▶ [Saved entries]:
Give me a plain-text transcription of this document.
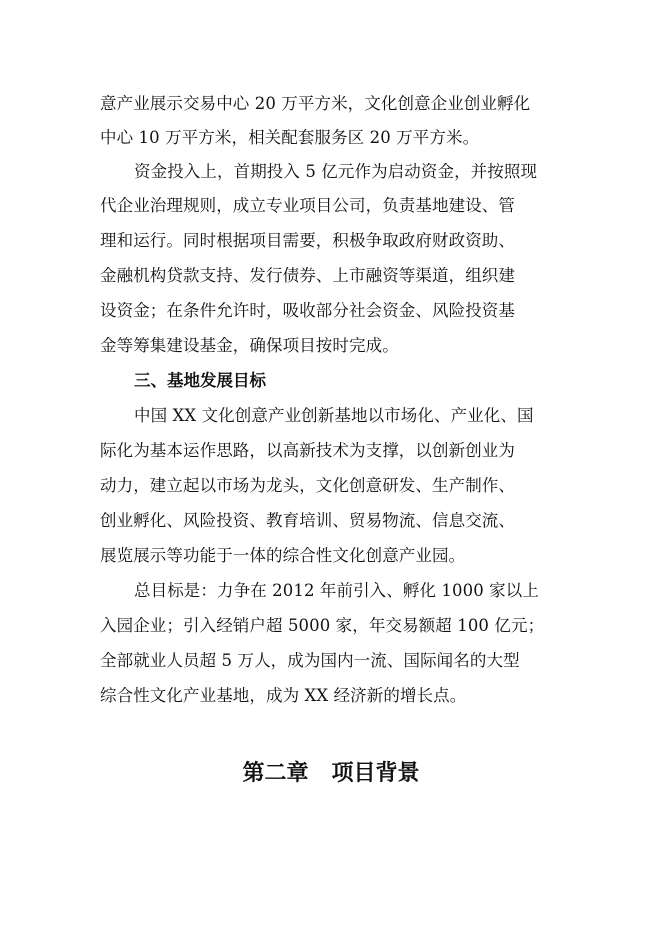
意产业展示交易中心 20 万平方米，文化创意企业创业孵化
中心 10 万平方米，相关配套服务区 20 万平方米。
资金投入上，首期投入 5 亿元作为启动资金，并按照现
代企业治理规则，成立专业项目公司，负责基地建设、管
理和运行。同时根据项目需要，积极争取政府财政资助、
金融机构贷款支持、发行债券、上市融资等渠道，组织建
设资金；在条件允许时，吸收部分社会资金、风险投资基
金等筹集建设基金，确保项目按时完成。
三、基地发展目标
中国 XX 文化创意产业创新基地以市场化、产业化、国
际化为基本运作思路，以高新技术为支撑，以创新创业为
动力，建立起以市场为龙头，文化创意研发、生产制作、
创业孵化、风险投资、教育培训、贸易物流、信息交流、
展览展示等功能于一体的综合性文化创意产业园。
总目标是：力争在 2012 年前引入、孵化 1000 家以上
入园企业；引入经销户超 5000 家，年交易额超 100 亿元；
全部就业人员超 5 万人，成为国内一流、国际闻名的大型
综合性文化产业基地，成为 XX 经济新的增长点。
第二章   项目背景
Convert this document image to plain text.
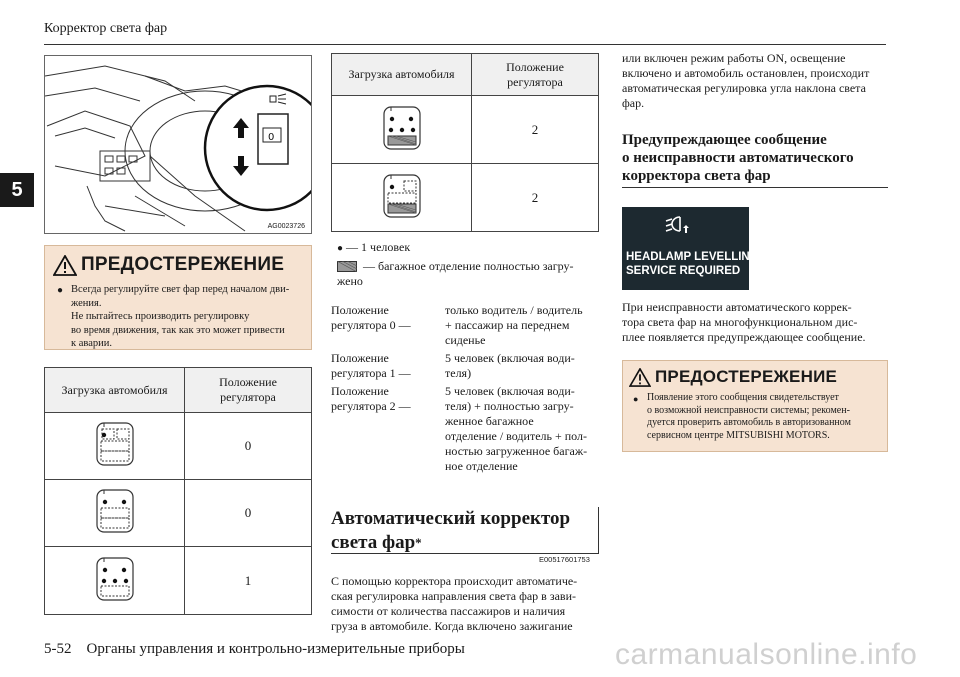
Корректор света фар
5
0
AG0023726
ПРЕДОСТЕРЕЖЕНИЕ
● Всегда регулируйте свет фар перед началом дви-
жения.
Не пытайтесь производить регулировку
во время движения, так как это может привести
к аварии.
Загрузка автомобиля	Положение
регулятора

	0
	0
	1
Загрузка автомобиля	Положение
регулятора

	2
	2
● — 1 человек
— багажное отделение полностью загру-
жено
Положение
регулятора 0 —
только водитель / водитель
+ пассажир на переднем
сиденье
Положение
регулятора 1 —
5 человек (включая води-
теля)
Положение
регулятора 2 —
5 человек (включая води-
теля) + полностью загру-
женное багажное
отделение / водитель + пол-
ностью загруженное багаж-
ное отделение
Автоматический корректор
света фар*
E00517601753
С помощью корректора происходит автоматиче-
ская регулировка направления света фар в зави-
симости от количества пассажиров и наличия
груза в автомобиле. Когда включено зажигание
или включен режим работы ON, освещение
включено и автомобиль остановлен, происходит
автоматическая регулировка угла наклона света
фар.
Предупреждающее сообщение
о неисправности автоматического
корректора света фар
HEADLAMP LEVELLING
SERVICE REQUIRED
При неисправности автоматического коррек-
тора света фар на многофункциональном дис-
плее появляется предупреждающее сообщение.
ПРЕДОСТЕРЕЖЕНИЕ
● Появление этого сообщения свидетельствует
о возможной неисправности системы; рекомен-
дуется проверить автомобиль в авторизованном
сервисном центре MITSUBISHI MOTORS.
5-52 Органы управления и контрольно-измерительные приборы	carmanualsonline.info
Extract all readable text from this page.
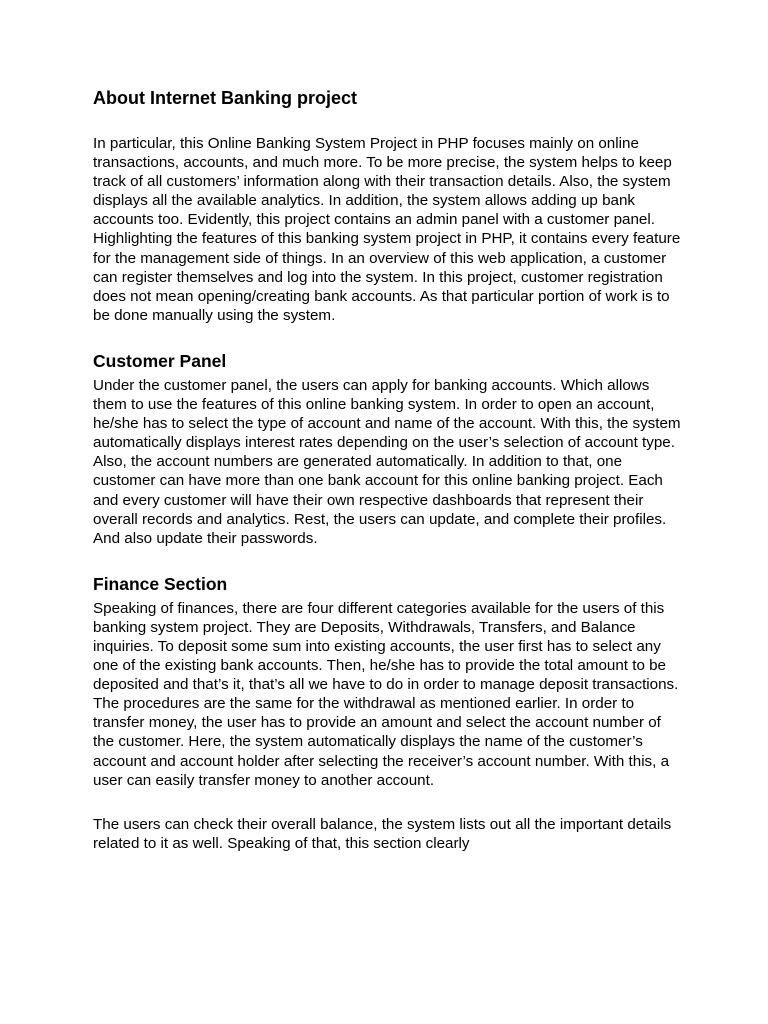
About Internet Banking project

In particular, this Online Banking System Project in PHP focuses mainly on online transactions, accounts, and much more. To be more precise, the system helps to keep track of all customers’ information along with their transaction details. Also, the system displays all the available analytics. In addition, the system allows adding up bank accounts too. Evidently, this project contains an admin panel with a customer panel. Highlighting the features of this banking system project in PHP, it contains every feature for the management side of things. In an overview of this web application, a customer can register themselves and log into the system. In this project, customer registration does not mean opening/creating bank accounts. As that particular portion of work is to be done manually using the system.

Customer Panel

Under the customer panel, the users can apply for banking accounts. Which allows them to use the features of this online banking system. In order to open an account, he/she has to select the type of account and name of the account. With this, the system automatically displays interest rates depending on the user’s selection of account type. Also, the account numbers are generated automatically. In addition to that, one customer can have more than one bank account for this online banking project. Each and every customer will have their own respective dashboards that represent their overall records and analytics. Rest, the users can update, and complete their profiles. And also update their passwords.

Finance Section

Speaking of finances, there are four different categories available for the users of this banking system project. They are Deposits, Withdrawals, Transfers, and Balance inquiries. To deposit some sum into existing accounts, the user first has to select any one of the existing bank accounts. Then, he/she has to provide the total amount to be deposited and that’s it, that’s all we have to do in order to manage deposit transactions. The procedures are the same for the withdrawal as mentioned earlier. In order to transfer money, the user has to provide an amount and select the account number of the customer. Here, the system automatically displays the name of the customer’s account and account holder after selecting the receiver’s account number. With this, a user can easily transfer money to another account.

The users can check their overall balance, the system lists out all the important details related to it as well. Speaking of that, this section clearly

▶ [Task requirements]:
Above are records to transcribe exactly; leave their pictures out.

▶ [Response to the task]:
Give me a plain-text transcription of this document.
意产业展示交易中心 20 万平方米，文化创意企业创业孵化
中心 10 万平方米，相关配套服务区 20 万平方米。
资金投入上，首期投入 5 亿元作为启动资金，并按照现
代企业治理规则，成立专业项目公司，负责基地建设、管
理和运行。同时根据项目需要，积极争取政府财政资助、
金融机构贷款支持、发行债券、上市融资等渠道，组织建
设资金；在条件允许时，吸收部分社会资金、风险投资基
金等筹集建设基金，确保项目按时完成。
三、基地发展目标
中国 XX 文化创意产业创新基地以市场化、产业化、国
际化为基本运作思路，以高新技术为支撑，以创新创业为
动力，建立起以市场为龙头，文化创意研发、生产制作、
创业孵化、风险投资、教育培训、贸易物流、信息交流、
展览展示等功能于一体的综合性文化创意产业园。
总目标是：力争在 2012 年前引入、孵化 1000 家以上
入园企业；引入经销户超 5000 家，年交易额超 100 亿元；
全部就业人员超 5 万人，成为国内一流、国际闻名的大型
综合性文化产业基地，成为 XX 经济新的增长点。
第二章   项目背景
Convert this document image to plain text.
Корректор света фар
5
0
AG0023726
ПРЕДОСТЕРЕЖЕНИЕ
● Всегда регулируйте свет фар перед началом дви-
жения.
Не пытайтесь производить регулировку
во время движения, так как это может привести
к аварии.
Загрузка автомобиля	Положение
регулятора

	0
	0
	1
Загрузка автомобиля	Положение
регулятора

	2
	2
● — 1 человек
— багажное отделение полностью загру-
жено
Положение
регулятора 0 —
только водитель / водитель
+ пассажир на переднем
сиденье
Положение
регулятора 1 —
5 человек (включая води-
теля)
Положение
регулятора 2 —
5 человек (включая води-
теля) + полностью загру-
женное багажное
отделение / водитель + пол-
ностью загруженное багаж-
ное отделение
Автоматический корректор
света фар*
E00517601753
С помощью корректора происходит автоматиче-
ская регулировка направления света фар в зави-
симости от количества пассажиров и наличия
груза в автомобиле. Когда включено зажигание
или включен режим работы ON, освещение
включено и автомобиль остановлен, происходит
автоматическая регулировка угла наклона света
фар.
Предупреждающее сообщение
о неисправности автоматического
корректора света фар
HEADLAMP LEVELLING
SERVICE REQUIRED
При неисправности автоматического коррек-
тора света фар на многофункциональном дис-
плее появляется предупреждающее сообщение.
ПРЕДОСТЕРЕЖЕНИЕ
● Появление этого сообщения свидетельствует
о возможной неисправности системы; рекомен-
дуется проверить автомобиль в авторизованном
сервисном центре MITSUBISHI MOTORS.
5-52 Органы управления и контрольно-измерительные приборы	carmanualsonline.info
Extract all readable text from this page.
About Internet Banking project

In particular, this Online Banking System Project in PHP focuses mainly on online transactions, accounts, and much more. To be more precise, the system helps to keep track of all customers’ information along with their transaction details. Also, the system displays all the available analytics. In addition, the system allows adding up bank accounts too. Evidently, this project contains an admin panel with a customer panel. Highlighting the features of this banking system project in PHP, it contains every feature for the management side of things. In an overview of this web application, a customer can register themselves and log into the system. In this project, customer registration does not mean opening/creating bank accounts. As that particular portion of work is to be done manually using the system.

Customer Panel

Under the customer panel, the users can apply for banking accounts. Which allows them to use the features of this online banking system. In order to open an account, he/she has to select the type of account and name of the account. With this, the system automatically displays interest rates depending on the user’s selection of account type. Also, the account numbers are generated automatically. In addition to that, one customer can have more than one bank account for this online banking project. Each and every customer will have their own respective dashboards that represent their overall records and analytics. Rest, the users can update, and complete their profiles. And also update their passwords.

Finance Section

Speaking of finances, there are four different categories available for the users of this banking system project. They are Deposits, Withdrawals, Transfers, and Balance inquiries. To deposit some sum into existing accounts, the user first has to select any one of the existing bank accounts. Then, he/she has to provide the total amount to be deposited and that’s it, that’s all we have to do in order to manage deposit transactions. The procedures are the same for the withdrawal as mentioned earlier. In order to transfer money, the user has to provide an amount and select the account number of the customer. Here, the system automatically displays the name of the customer’s account and account holder after selecting the receiver’s account number. With this, a user can easily transfer money to another account.

The users can check their overall balance, the system lists out all the important details related to it as well. Speaking of that, this section clearly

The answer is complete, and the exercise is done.